Copy every line of the listing that holds the string "label".

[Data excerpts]
····················

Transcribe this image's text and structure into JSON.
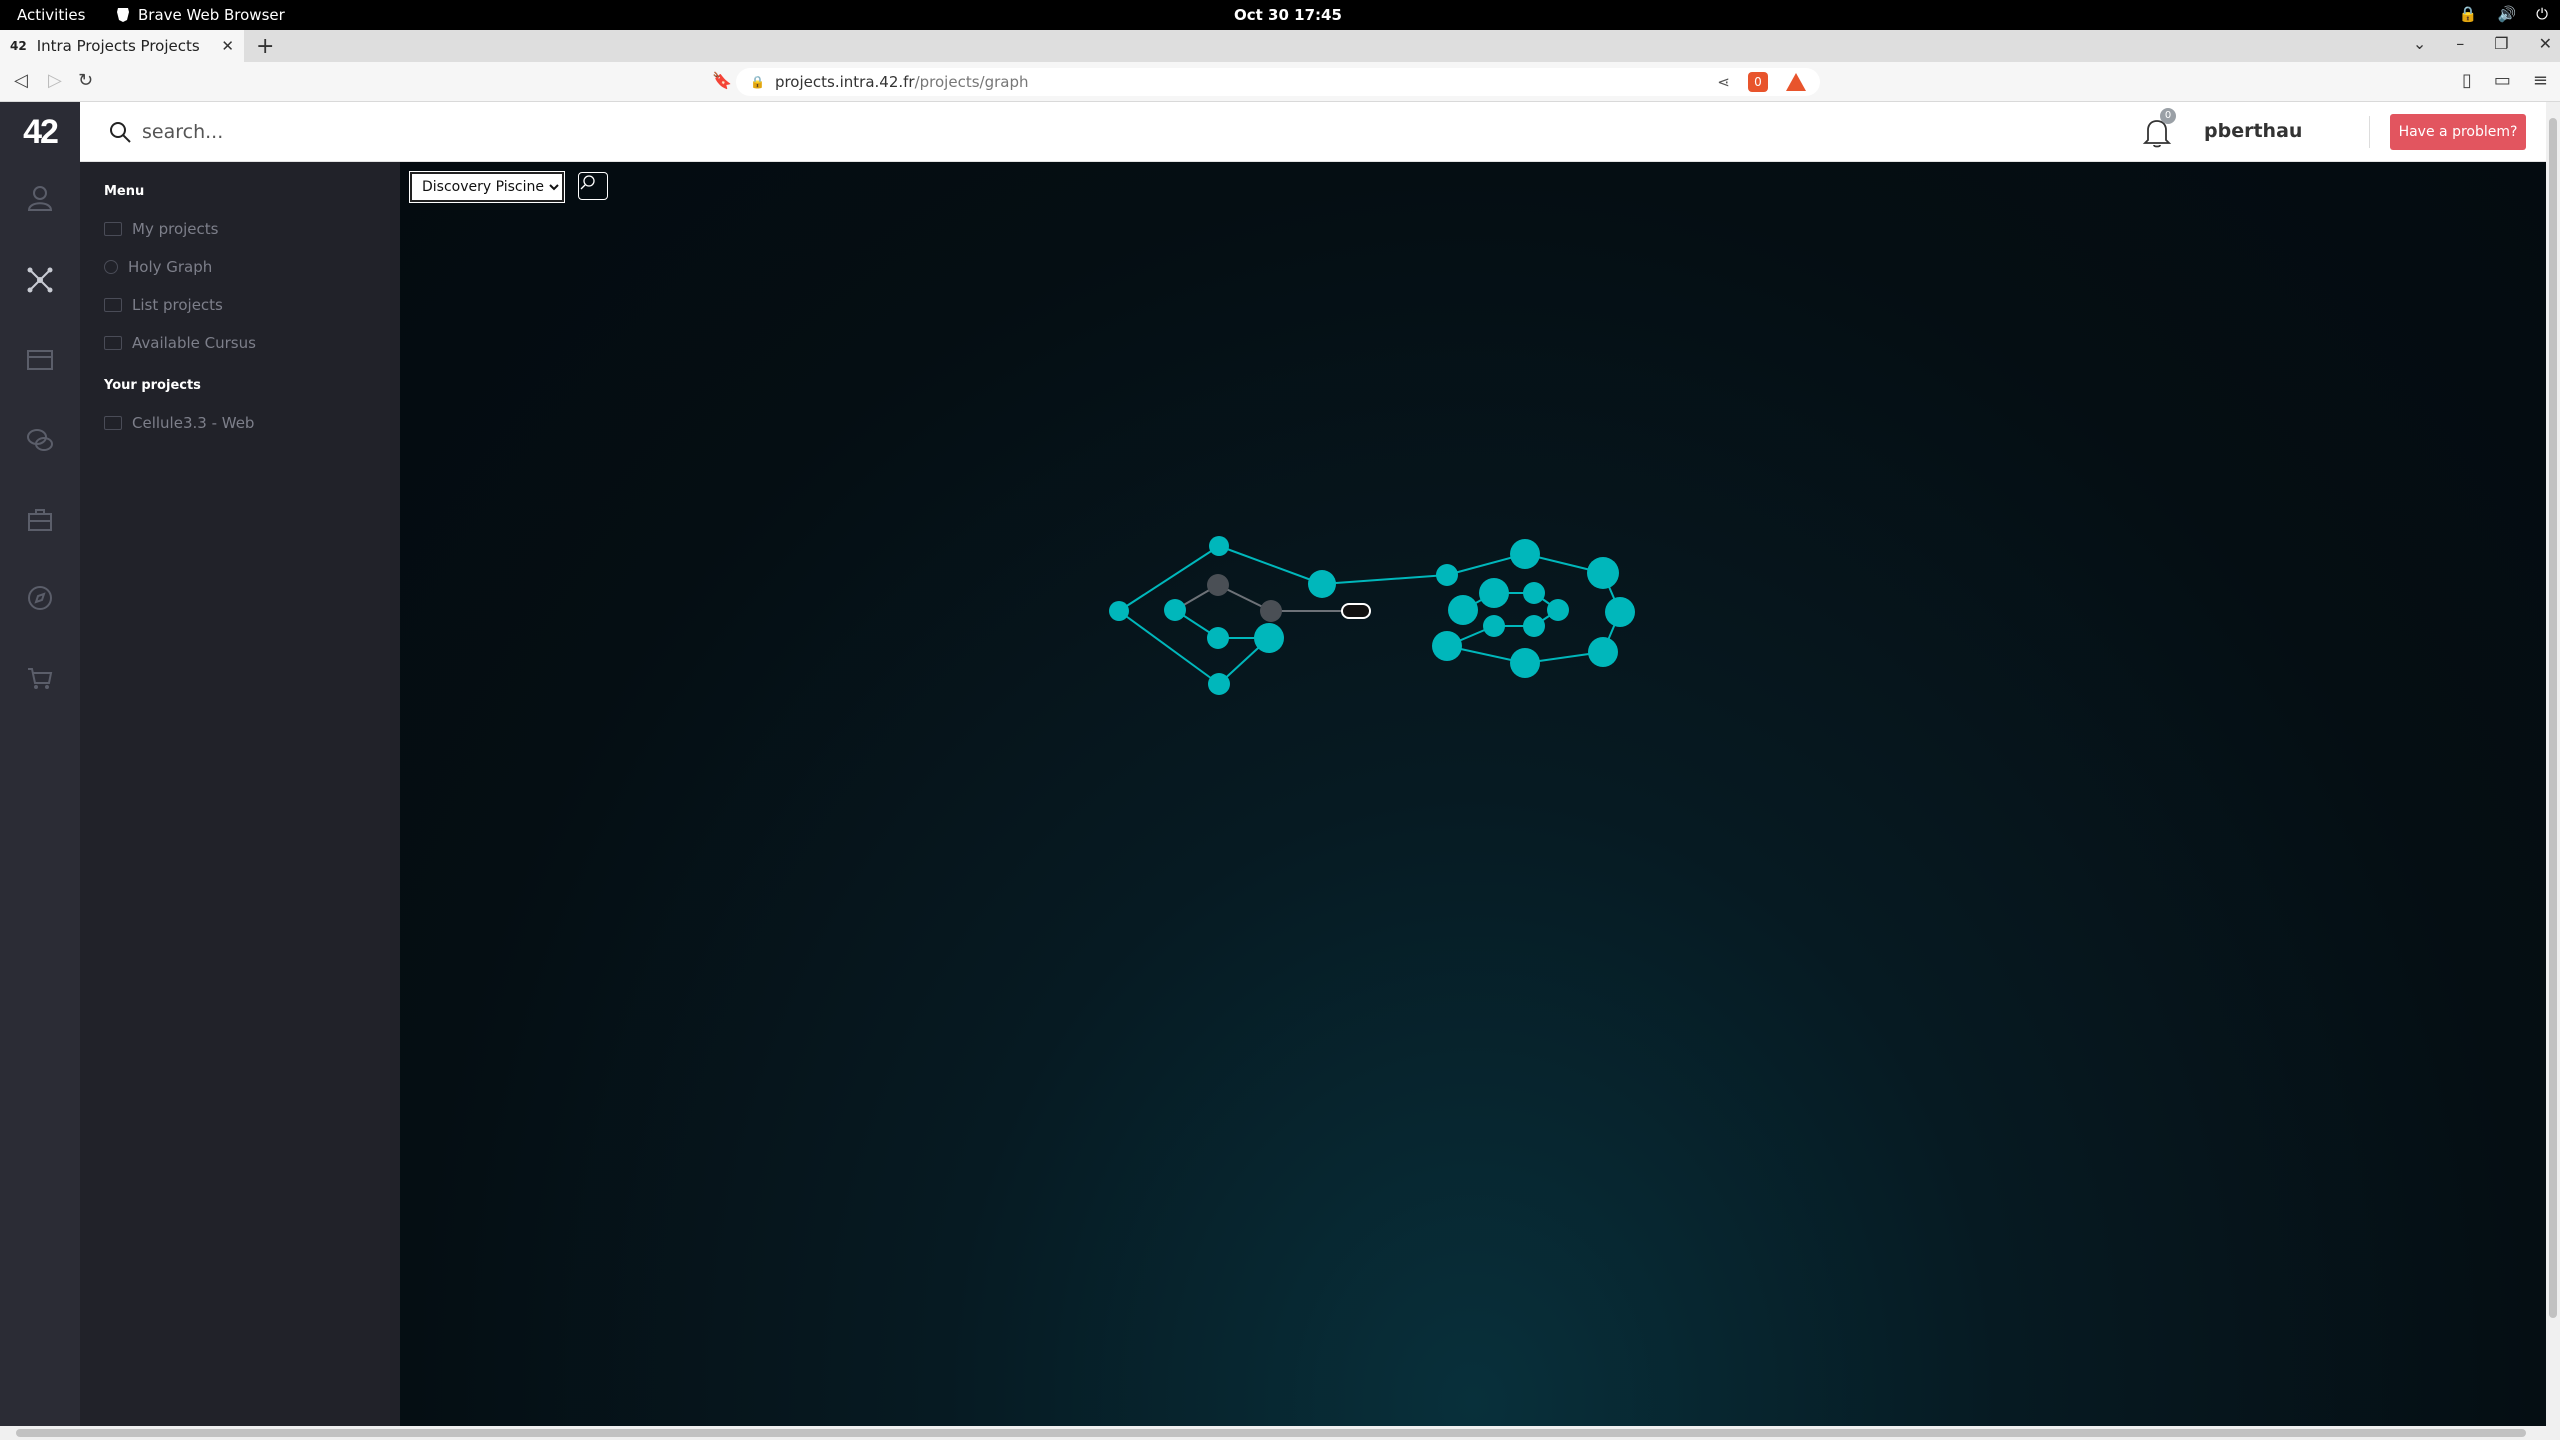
{
  "system": {
    "activities": "Activities",
    "app_name": "Brave Web Browser",
    "clock": "Oct 30  17:45"
  },
  "browser": {
    "tab_title": "Intra Projects Projects",
    "url_domain": "projects.intra.42.fr",
    "url_path": "/projects/graph",
    "shield_count": "0"
  },
  "header": {
    "logo": "42",
    "search_placeholder": "search...",
    "notification_count": "0",
    "username": "pberthau",
    "problem_button": "Have a problem?"
  },
  "sidebar": {
    "menu_heading": "Menu",
    "menu_items": [
      {
        "label": "My projects"
      },
      {
        "label": "Holy Graph"
      },
      {
        "label": "List projects"
      },
      {
        "label": "Available Cursus"
      }
    ],
    "your_projects_heading": "Your projects",
    "projects": [
      {
        "label": "Cellule3.3 - Web"
      }
    ]
  },
  "graph": {
    "cursus_selected": "Discovery Piscine",
    "accent_color": "#00b7bb",
    "locked_color": "#4a4f55"
  }
}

····················

### Answer for the task
        "label": "My projects"
        "label": "Holy Graph"
        "label": "List projects"
        "label": "Available Cursus"
        "label": "Cellule3.3 - Web"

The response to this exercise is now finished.